### WHAT TO PRODUCE:
State how many lines of the entries hold the string "name", and output nothing but that count.

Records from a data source
═══
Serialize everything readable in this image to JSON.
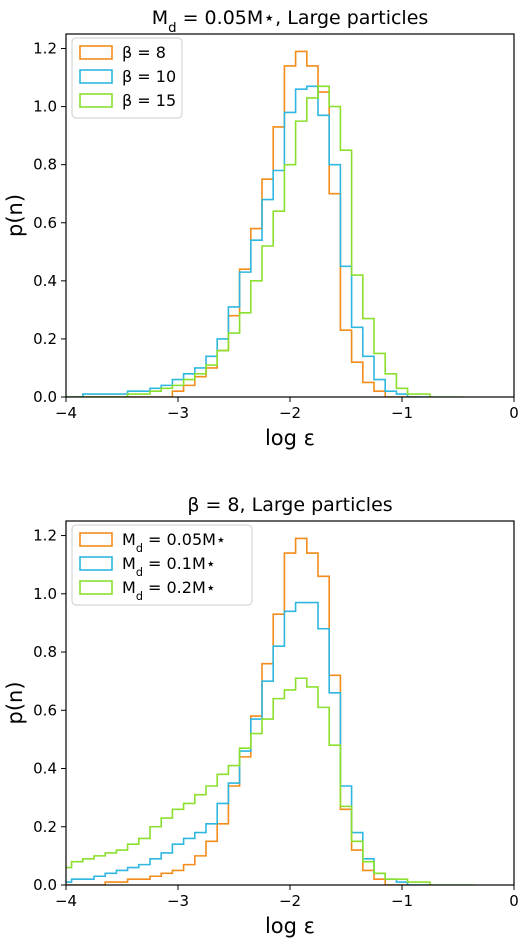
{
  "chart_data": [
    {
      "type": "histogram",
      "title": "M_d = 0.05M⋆, Large particles",
      "xlabel": "log ε",
      "ylabel": "p(n)",
      "xlim": [
        -4,
        0
      ],
      "ylim": [
        0,
        1.25
      ],
      "xticks": [
        -4,
        -3,
        -2,
        -1,
        0
      ],
      "yticks": [
        0.0,
        0.2,
        0.4,
        0.6,
        0.8,
        1.0,
        1.2
      ],
      "legend": "top-left",
      "bin_width": 0.1,
      "series": [
        {
          "name": "β = 8",
          "color": "#F28C1A",
          "x": [
            -4.2,
            -4.1,
            -4.0,
            -3.9,
            -3.8,
            -3.7,
            -3.6,
            -3.5,
            -3.4,
            -3.3,
            -3.2,
            -3.1,
            -3.0,
            -2.9,
            -2.8,
            -2.7,
            -2.6,
            -2.5,
            -2.4,
            -2.3,
            -2.2,
            -2.1,
            -2.0,
            -1.9,
            -1.8,
            -1.7,
            -1.6,
            -1.5,
            -1.4,
            -1.3,
            -1.2,
            -1.1,
            -1.0,
            -0.9
          ],
          "values": [
            0.0,
            0.0,
            0.0,
            0.0,
            0.0,
            0.0,
            0.0,
            0.0,
            0.0,
            0.0,
            0.0,
            0.0,
            0.02,
            0.04,
            0.07,
            0.1,
            0.16,
            0.28,
            0.44,
            0.58,
            0.75,
            0.93,
            1.14,
            1.19,
            1.14,
            1.05,
            0.7,
            0.23,
            0.12,
            0.05,
            0.02,
            0.0,
            0.0,
            0.0
          ]
        },
        {
          "name": "β = 10",
          "color": "#2FB7E0",
          "x": [
            -4.2,
            -4.1,
            -4.0,
            -3.9,
            -3.8,
            -3.7,
            -3.6,
            -3.5,
            -3.4,
            -3.3,
            -3.2,
            -3.1,
            -3.0,
            -2.9,
            -2.8,
            -2.7,
            -2.6,
            -2.5,
            -2.4,
            -2.3,
            -2.2,
            -2.1,
            -2.0,
            -1.9,
            -1.8,
            -1.7,
            -1.6,
            -1.5,
            -1.4,
            -1.3,
            -1.2,
            -1.1,
            -1.0,
            -0.9,
            -0.8
          ],
          "values": [
            0.0,
            0.0,
            0.0,
            0.0,
            0.01,
            0.01,
            0.01,
            0.01,
            0.02,
            0.02,
            0.03,
            0.04,
            0.06,
            0.08,
            0.1,
            0.14,
            0.2,
            0.31,
            0.43,
            0.54,
            0.68,
            0.78,
            0.98,
            1.06,
            1.07,
            0.97,
            0.8,
            0.45,
            0.24,
            0.14,
            0.06,
            0.02,
            0.01,
            0.0,
            0.0
          ]
        },
        {
          "name": "β = 15",
          "color": "#8BE02E",
          "x": [
            -4.2,
            -4.1,
            -4.0,
            -3.9,
            -3.8,
            -3.7,
            -3.6,
            -3.5,
            -3.4,
            -3.3,
            -3.2,
            -3.1,
            -3.0,
            -2.9,
            -2.8,
            -2.7,
            -2.6,
            -2.5,
            -2.4,
            -2.3,
            -2.2,
            -2.1,
            -2.0,
            -1.9,
            -1.8,
            -1.7,
            -1.6,
            -1.5,
            -1.4,
            -1.3,
            -1.2,
            -1.1,
            -1.0,
            -0.9,
            -0.8,
            -0.7,
            -0.6,
            -0.5
          ],
          "values": [
            0.0,
            0.0,
            0.0,
            0.0,
            0.0,
            0.0,
            0.0,
            0.0,
            0.01,
            0.01,
            0.02,
            0.03,
            0.04,
            0.06,
            0.08,
            0.11,
            0.16,
            0.22,
            0.29,
            0.4,
            0.52,
            0.64,
            0.8,
            0.95,
            1.03,
            1.07,
            1.0,
            0.85,
            0.42,
            0.27,
            0.15,
            0.08,
            0.03,
            0.01,
            0.01,
            0.0,
            0.0,
            0.0
          ]
        }
      ]
    },
    {
      "type": "histogram",
      "title": "β = 8, Large particles",
      "xlabel": "log ε",
      "ylabel": "p(n)",
      "xlim": [
        -4,
        0
      ],
      "ylim": [
        0,
        1.25
      ],
      "xticks": [
        -4,
        -3,
        -2,
        -1,
        0
      ],
      "yticks": [
        0.0,
        0.2,
        0.4,
        0.6,
        0.8,
        1.0,
        1.2
      ],
      "legend": "top-left",
      "bin_width": 0.1,
      "series": [
        {
          "name": "M_d = 0.05M⋆",
          "color": "#F28C1A",
          "x": [
            -4.2,
            -4.1,
            -4.0,
            -3.9,
            -3.8,
            -3.7,
            -3.6,
            -3.5,
            -3.4,
            -3.3,
            -3.2,
            -3.1,
            -3.0,
            -2.9,
            -2.8,
            -2.7,
            -2.6,
            -2.5,
            -2.4,
            -2.3,
            -2.2,
            -2.1,
            -2.0,
            -1.9,
            -1.8,
            -1.7,
            -1.6,
            -1.5,
            -1.4,
            -1.3,
            -1.2,
            -1.1,
            -1.0
          ],
          "values": [
            0.0,
            0.0,
            0.0,
            0.0,
            0.0,
            0.0,
            0.01,
            0.01,
            0.02,
            0.02,
            0.03,
            0.04,
            0.05,
            0.07,
            0.1,
            0.15,
            0.21,
            0.34,
            0.44,
            0.58,
            0.76,
            0.93,
            1.14,
            1.19,
            1.14,
            1.06,
            0.72,
            0.26,
            0.12,
            0.05,
            0.02,
            0.0,
            0.0
          ]
        },
        {
          "name": "M_d = 0.1M⋆",
          "color": "#2FB7E0",
          "x": [
            -4.2,
            -4.1,
            -4.0,
            -3.9,
            -3.8,
            -3.7,
            -3.6,
            -3.5,
            -3.4,
            -3.3,
            -3.2,
            -3.1,
            -3.0,
            -2.9,
            -2.8,
            -2.7,
            -2.6,
            -2.5,
            -2.4,
            -2.3,
            -2.2,
            -2.1,
            -2.0,
            -1.9,
            -1.8,
            -1.7,
            -1.6,
            -1.5,
            -1.4,
            -1.3,
            -1.2,
            -1.1,
            -1.0,
            -0.9,
            -0.8
          ],
          "values": [
            0.0,
            0.0,
            0.01,
            0.02,
            0.02,
            0.03,
            0.04,
            0.05,
            0.06,
            0.07,
            0.09,
            0.11,
            0.14,
            0.16,
            0.18,
            0.21,
            0.28,
            0.35,
            0.46,
            0.57,
            0.7,
            0.82,
            0.94,
            0.97,
            0.97,
            0.88,
            0.66,
            0.34,
            0.18,
            0.09,
            0.04,
            0.02,
            0.01,
            0.0,
            0.0
          ]
        },
        {
          "name": "M_d = 0.2M⋆",
          "color": "#8BE02E",
          "x": [
            -4.2,
            -4.1,
            -4.0,
            -3.9,
            -3.8,
            -3.7,
            -3.6,
            -3.5,
            -3.4,
            -3.3,
            -3.2,
            -3.1,
            -3.0,
            -2.9,
            -2.8,
            -2.7,
            -2.6,
            -2.5,
            -2.4,
            -2.3,
            -2.2,
            -2.1,
            -2.0,
            -1.9,
            -1.8,
            -1.7,
            -1.6,
            -1.5,
            -1.4,
            -1.3,
            -1.2,
            -1.1,
            -1.0,
            -0.9,
            -0.8,
            -0.7,
            -0.6,
            -0.5,
            -0.4
          ],
          "values": [
            0.0,
            0.0,
            0.06,
            0.08,
            0.09,
            0.1,
            0.11,
            0.12,
            0.14,
            0.16,
            0.2,
            0.23,
            0.26,
            0.28,
            0.31,
            0.34,
            0.38,
            0.41,
            0.47,
            0.52,
            0.57,
            0.64,
            0.67,
            0.71,
            0.68,
            0.61,
            0.48,
            0.27,
            0.15,
            0.08,
            0.04,
            0.02,
            0.02,
            0.01,
            0.01,
            0.0,
            0.0,
            0.0,
            0.0
          ]
        }
      ]
    }
  ]
}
═══
### TASK RESPONSE:
6